:: Records to use ::
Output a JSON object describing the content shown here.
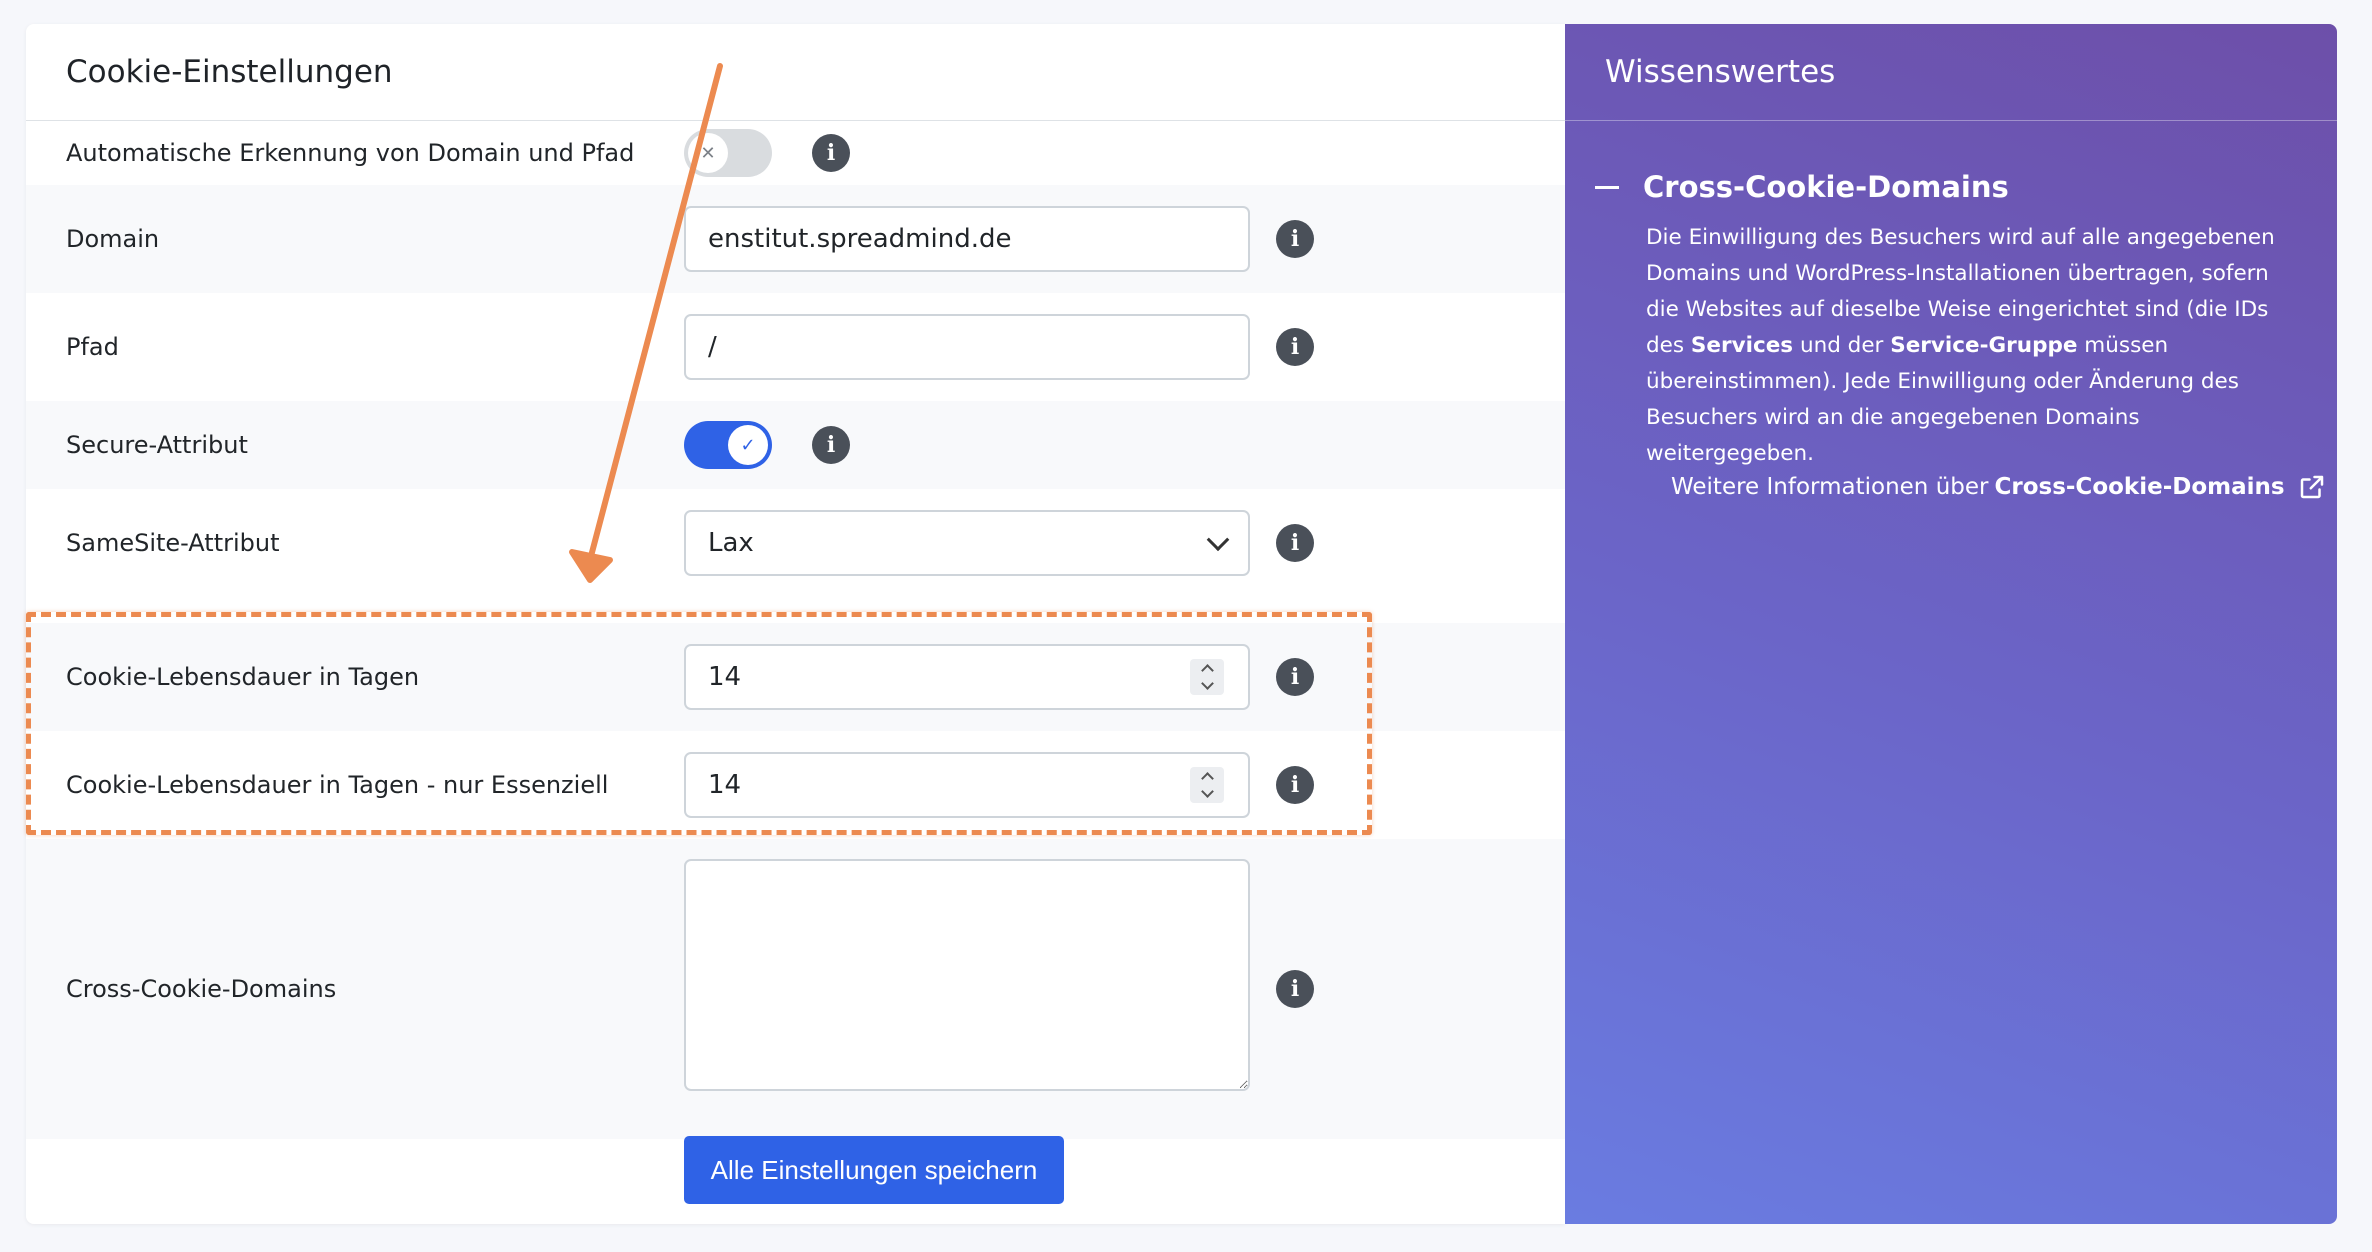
{
  "main": {
    "title": "Cookie-Einstellungen",
    "rows": [
      {
        "label": "Automatische Erkennung von Domain und Pfad",
        "type": "toggle",
        "state": "off"
      },
      {
        "label": "Domain",
        "type": "input",
        "value": "enstitut.spreadmind.de"
      },
      {
        "label": "Pfad",
        "type": "input",
        "value": "/"
      },
      {
        "label": "Secure-Attribut",
        "type": "toggle",
        "state": "on"
      },
      {
        "label": "SameSite-Attribut",
        "type": "select",
        "value": "Lax"
      },
      {
        "label": "Cookie-Lebensdauer in Tagen",
        "type": "number",
        "value": "14"
      },
      {
        "label": "Cookie-Lebensdauer in Tagen - nur Essenziell",
        "type": "number",
        "value": "14"
      },
      {
        "label": "Cross-Cookie-Domains",
        "type": "textarea",
        "value": ""
      }
    ],
    "save_label": "Alle Einstellungen speichern"
  },
  "sidebar": {
    "title": "Wissenswertes",
    "section_title": "Cross-Cookie-Domains",
    "text_1": "Die Einwilligung des Besuchers wird auf alle angegebenen Domains und WordPress-Installationen übertragen, sofern die Websites auf dieselbe Weise eingerichtet sind (die IDs des ",
    "text_bold_1": "Services",
    "text_2": " und der ",
    "text_bold_2": "Service-Gruppe",
    "text_3": " müssen übereinstimmen). Jede Einwilligung oder Änderung des Besuchers wird an die angegebenen Domains weitergegeben.",
    "link_prefix": "Weitere Informationen über",
    "link_bold": "Cross-Cookie-Domains"
  },
  "icons": {
    "info": "info-icon",
    "toggle_off": "x-icon",
    "toggle_on": "check-icon",
    "external": "external-link-icon"
  },
  "colors": {
    "accent": "#2f62e6",
    "highlight": "#ec8a50",
    "sidebar_gradient_start": "#6d4fa9",
    "sidebar_gradient_end": "#6a7ce1"
  }
}
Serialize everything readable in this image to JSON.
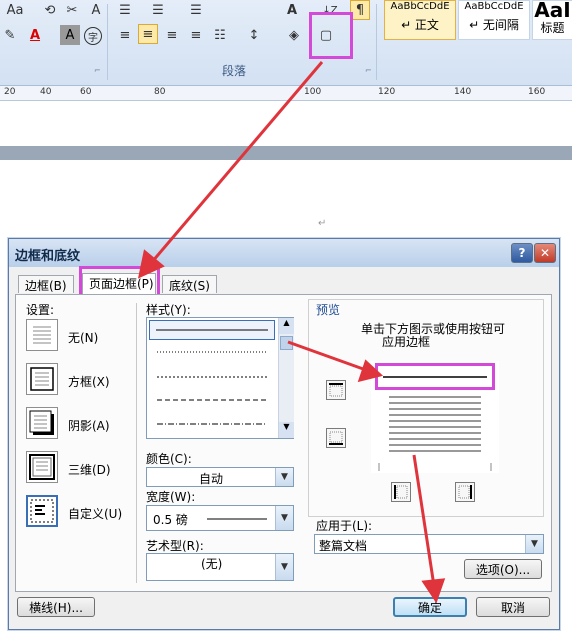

:: Requirement ::
Go through the data and gather every line that holds "Cookie".

:: Result ::
    "title": "Cookie-Einstellungen",
        "label": "Cookie-Lebensdauer in Tagen",
        "label": "Cookie-Lebensdauer in Tagen - nur Essenziell",
        "label": "Cross-Cookie-Domains",
    "section_title": "Cross-Cookie-Domains",
    "link_bold": "Cross-Cookie-Domains"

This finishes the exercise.